• [Exercise brief] The records below are to be quoted in full; please keep every word exact.

::::::::::

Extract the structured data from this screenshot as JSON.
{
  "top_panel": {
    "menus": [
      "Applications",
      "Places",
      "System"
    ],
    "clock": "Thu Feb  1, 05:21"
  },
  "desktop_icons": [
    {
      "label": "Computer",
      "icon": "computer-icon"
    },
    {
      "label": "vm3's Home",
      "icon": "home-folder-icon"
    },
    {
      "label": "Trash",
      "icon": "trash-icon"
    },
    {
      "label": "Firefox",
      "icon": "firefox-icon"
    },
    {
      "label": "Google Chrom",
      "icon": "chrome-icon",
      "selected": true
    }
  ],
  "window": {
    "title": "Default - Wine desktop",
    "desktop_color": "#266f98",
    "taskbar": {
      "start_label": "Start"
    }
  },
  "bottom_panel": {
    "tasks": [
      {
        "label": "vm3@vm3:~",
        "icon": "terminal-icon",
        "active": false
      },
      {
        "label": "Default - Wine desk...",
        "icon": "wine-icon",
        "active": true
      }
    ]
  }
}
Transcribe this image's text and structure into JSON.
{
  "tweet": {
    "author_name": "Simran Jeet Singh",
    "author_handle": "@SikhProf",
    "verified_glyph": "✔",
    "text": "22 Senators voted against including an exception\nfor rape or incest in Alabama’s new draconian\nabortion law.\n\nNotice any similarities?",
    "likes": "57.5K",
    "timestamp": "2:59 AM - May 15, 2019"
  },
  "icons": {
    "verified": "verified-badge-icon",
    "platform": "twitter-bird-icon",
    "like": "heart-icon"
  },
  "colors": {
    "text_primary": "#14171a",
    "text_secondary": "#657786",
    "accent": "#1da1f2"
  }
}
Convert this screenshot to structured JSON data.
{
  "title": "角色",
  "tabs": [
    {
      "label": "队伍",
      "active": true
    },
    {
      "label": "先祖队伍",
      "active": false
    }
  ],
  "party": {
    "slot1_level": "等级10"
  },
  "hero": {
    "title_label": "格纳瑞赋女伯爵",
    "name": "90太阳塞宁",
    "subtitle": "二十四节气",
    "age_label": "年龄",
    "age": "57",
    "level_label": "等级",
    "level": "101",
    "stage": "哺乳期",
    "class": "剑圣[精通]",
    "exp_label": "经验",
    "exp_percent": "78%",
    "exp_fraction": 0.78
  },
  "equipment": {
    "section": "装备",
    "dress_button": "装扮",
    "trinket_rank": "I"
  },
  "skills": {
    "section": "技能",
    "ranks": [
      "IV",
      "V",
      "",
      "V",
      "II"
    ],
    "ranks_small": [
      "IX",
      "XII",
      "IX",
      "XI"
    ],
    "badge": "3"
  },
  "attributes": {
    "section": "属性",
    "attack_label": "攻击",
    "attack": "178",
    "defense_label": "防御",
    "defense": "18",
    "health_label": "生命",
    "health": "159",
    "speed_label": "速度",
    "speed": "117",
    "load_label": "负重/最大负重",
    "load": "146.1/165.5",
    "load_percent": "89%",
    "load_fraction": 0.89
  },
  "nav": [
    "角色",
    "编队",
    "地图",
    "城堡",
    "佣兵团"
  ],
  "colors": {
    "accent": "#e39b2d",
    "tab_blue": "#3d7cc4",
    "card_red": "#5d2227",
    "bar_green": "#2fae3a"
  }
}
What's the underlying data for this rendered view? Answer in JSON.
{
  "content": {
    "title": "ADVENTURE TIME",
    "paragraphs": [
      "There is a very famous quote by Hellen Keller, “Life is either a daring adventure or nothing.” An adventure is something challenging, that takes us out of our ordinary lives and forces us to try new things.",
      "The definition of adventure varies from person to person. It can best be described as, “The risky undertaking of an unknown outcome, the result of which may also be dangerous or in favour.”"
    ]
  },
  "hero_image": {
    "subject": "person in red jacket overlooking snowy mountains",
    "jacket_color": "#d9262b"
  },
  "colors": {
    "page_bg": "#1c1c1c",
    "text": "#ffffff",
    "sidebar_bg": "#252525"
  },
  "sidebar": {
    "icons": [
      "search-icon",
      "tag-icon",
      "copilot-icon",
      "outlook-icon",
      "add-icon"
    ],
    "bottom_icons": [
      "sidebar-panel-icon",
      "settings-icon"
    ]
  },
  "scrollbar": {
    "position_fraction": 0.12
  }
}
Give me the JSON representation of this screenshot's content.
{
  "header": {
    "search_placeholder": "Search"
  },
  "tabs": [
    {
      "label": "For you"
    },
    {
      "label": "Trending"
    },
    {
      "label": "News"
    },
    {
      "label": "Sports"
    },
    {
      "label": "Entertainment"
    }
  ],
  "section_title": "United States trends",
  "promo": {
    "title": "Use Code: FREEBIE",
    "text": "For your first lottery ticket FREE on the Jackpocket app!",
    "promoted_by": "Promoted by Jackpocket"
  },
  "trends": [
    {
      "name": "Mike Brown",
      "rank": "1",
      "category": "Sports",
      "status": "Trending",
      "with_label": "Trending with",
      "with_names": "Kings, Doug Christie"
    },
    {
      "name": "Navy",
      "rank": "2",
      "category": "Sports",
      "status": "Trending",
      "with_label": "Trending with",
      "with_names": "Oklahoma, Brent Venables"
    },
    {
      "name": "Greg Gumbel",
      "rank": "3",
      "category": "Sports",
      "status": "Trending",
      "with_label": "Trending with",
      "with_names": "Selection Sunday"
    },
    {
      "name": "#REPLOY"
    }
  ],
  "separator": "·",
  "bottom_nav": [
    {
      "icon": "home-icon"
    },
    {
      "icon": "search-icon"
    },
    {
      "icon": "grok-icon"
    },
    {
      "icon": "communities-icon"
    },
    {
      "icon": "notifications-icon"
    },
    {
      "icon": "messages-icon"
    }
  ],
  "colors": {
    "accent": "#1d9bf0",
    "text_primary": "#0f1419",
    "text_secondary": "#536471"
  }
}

::::::::::

• [Exercise answer]
Extract the structured data from this screenshot as JSON.
{
  "top_panel": {
    "menus": [
      "Applications",
      "Places",
      "System"
    ],
    "clock": "Thu Feb  1, 05:21"
  },
  "desktop_icons": [
    {
      "label": "Computer",
      "icon": "computer-icon"
    },
    {
      "label": "vm3's Home",
      "icon": "home-folder-icon"
    },
    {
      "label": "Trash",
      "icon": "trash-icon"
    },
    {
      "label": "Firefox",
      "icon": "firefox-icon"
    },
    {
      "label": "Google Chrom",
      "icon": "chrome-icon",
      "selected": true
    }
  ],
  "window": {
    "title": "Default - Wine desktop",
    "desktop_color": "#266f98",
    "taskbar": {
      "start_label": "Start"
    }
  },
  "bottom_panel": {
    "tasks": [
      {
        "label": "vm3@vm3:~",
        "icon": "terminal-icon",
        "active": false
      },
      {
        "label": "Default - Wine desk...",
        "icon": "wine-icon",
        "active": true
      }
    ]
  }
}
Transcribe this image's text and structure into JSON.
{
  "tweet": {
    "author_name": "Simran Jeet Singh",
    "author_handle": "@SikhProf",
    "verified_glyph": "✔",
    "text": "22 Senators voted against including an exception\nfor rape or incest in Alabama’s new draconian\nabortion law.\n\nNotice any similarities?",
    "likes": "57.5K",
    "timestamp": "2:59 AM - May 15, 2019"
  },
  "icons": {
    "verified": "verified-badge-icon",
    "platform": "twitter-bird-icon",
    "like": "heart-icon"
  },
  "colors": {
    "text_primary": "#14171a",
    "text_secondary": "#657786",
    "accent": "#1da1f2"
  }
}
Convert this screenshot to structured JSON data.
{
  "title": "角色",
  "tabs": [
    {
      "label": "队伍",
      "active": true
    },
    {
      "label": "先祖队伍",
      "active": false
    }
  ],
  "party": {
    "slot1_level": "等级10"
  },
  "hero": {
    "title_label": "格纳瑞赋女伯爵",
    "name": "90太阳塞宁",
    "subtitle": "二十四节气",
    "age_label": "年龄",
    "age": "57",
    "level_label": "等级",
    "level": "101",
    "stage": "哺乳期",
    "class": "剑圣[精通]",
    "exp_label": "经验",
    "exp_percent": "78%",
    "exp_fraction": 0.78
  },
  "equipment": {
    "section": "装备",
    "dress_button": "装扮",
    "trinket_rank": "I"
  },
  "skills": {
    "section": "技能",
    "ranks": [
      "IV",
      "V",
      "",
      "V",
      "II"
    ],
    "ranks_small": [
      "IX",
      "XII",
      "IX",
      "XI"
    ],
    "badge": "3"
  },
  "attributes": {
    "section": "属性",
    "attack_label": "攻击",
    "attack": "178",
    "defense_label": "防御",
    "defense": "18",
    "health_label": "生命",
    "health": "159",
    "speed_label": "速度",
    "speed": "117",
    "load_label": "负重/最大负重",
    "load": "146.1/165.5",
    "load_percent": "89%",
    "load_fraction": 0.89
  },
  "nav": [
    "角色",
    "编队",
    "地图",
    "城堡",
    "佣兵团"
  ],
  "colors": {
    "accent": "#e39b2d",
    "tab_blue": "#3d7cc4",
    "card_red": "#5d2227",
    "bar_green": "#2fae3a"
  }
}
What's the underlying data for this rendered view? Answer in JSON.
{
  "content": {
    "title": "ADVENTURE TIME",
    "paragraphs": [
      "There is a very famous quote by Hellen Keller, “Life is either a daring adventure or nothing.” An adventure is something challenging, that takes us out of our ordinary lives and forces us to try new things.",
      "The definition of adventure varies from person to person. It can best be described as, “The risky undertaking of an unknown outcome, the result of which may also be dangerous or in favour.”"
    ]
  },
  "hero_image": {
    "subject": "person in red jacket overlooking snowy mountains",
    "jacket_color": "#d9262b"
  },
  "colors": {
    "page_bg": "#1c1c1c",
    "text": "#ffffff",
    "sidebar_bg": "#252525"
  },
  "sidebar": {
    "icons": [
      "search-icon",
      "tag-icon",
      "copilot-icon",
      "outlook-icon",
      "add-icon"
    ],
    "bottom_icons": [
      "sidebar-panel-icon",
      "settings-icon"
    ]
  },
  "scrollbar": {
    "position_fraction": 0.12
  }
}
Give me the JSON representation of this screenshot's content.
{
  "header": {
    "search_placeholder": "Search"
  },
  "tabs": [
    {
      "label": "For you"
    },
    {
      "label": "Trending"
    },
    {
      "label": "News"
    },
    {
      "label": "Sports"
    },
    {
      "label": "Entertainment"
    }
  ],
  "section_title": "United States trends",
  "promo": {
    "title": "Use Code: FREEBIE",
    "text": "For your first lottery ticket FREE on the Jackpocket app!",
    "promoted_by": "Promoted by Jackpocket"
  },
  "trends": [
    {
      "name": "Mike Brown",
      "rank": "1",
      "category": "Sports",
      "status": "Trending",
      "with_label": "Trending with",
      "with_names": "Kings, Doug Christie"
    },
    {
      "name": "Navy",
      "rank": "2",
      "category": "Sports",
      "status": "Trending",
      "with_label": "Trending with",
      "with_names": "Oklahoma, Brent Venables"
    },
    {
      "name": "Greg Gumbel",
      "rank": "3",
      "category": "Sports",
      "status": "Trending",
      "with_label": "Trending with",
      "with_names": "Selection Sunday"
    },
    {
      "name": "#REPLOY"
    }
  ],
  "separator": "·",
  "bottom_nav": [
    {
      "icon": "home-icon"
    },
    {
      "icon": "search-icon"
    },
    {
      "icon": "grok-icon"
    },
    {
      "icon": "communities-icon"
    },
    {
      "icon": "notifications-icon"
    },
    {
      "icon": "messages-icon"
    }
  ],
  "colors": {
    "accent": "#1d9bf0",
    "text_primary": "#0f1419",
    "text_secondary": "#536471"
  }
}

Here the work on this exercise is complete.